TASK REQUIREMENTS.
Go through the entries below and count the lines holding the word "erwiederte". Reply with only the number, please.

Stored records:
(begin)

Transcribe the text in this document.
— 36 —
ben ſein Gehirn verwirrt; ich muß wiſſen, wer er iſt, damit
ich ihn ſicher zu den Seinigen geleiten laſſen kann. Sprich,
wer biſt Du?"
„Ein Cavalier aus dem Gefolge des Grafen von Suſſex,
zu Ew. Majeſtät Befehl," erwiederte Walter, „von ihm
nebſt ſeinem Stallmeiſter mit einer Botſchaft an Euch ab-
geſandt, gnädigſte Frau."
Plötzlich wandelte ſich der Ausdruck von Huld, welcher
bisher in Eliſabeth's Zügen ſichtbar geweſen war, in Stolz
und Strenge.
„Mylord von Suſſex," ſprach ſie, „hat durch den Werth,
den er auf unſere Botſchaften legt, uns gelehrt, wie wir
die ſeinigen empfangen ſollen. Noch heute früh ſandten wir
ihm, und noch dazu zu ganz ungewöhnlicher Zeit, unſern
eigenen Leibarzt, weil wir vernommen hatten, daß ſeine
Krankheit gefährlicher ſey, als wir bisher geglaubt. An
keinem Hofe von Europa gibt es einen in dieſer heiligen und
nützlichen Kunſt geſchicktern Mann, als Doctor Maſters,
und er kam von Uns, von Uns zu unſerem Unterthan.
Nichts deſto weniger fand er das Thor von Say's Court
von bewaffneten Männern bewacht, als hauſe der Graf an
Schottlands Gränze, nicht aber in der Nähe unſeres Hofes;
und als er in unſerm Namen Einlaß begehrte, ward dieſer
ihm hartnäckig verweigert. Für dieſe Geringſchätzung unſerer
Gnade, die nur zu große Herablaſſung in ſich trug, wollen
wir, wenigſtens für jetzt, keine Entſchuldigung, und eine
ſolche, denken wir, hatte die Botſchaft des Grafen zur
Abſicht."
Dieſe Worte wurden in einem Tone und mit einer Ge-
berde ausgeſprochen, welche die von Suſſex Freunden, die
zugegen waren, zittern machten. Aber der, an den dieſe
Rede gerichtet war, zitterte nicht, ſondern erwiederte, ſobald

(end)

SOLUTION BELOW.
2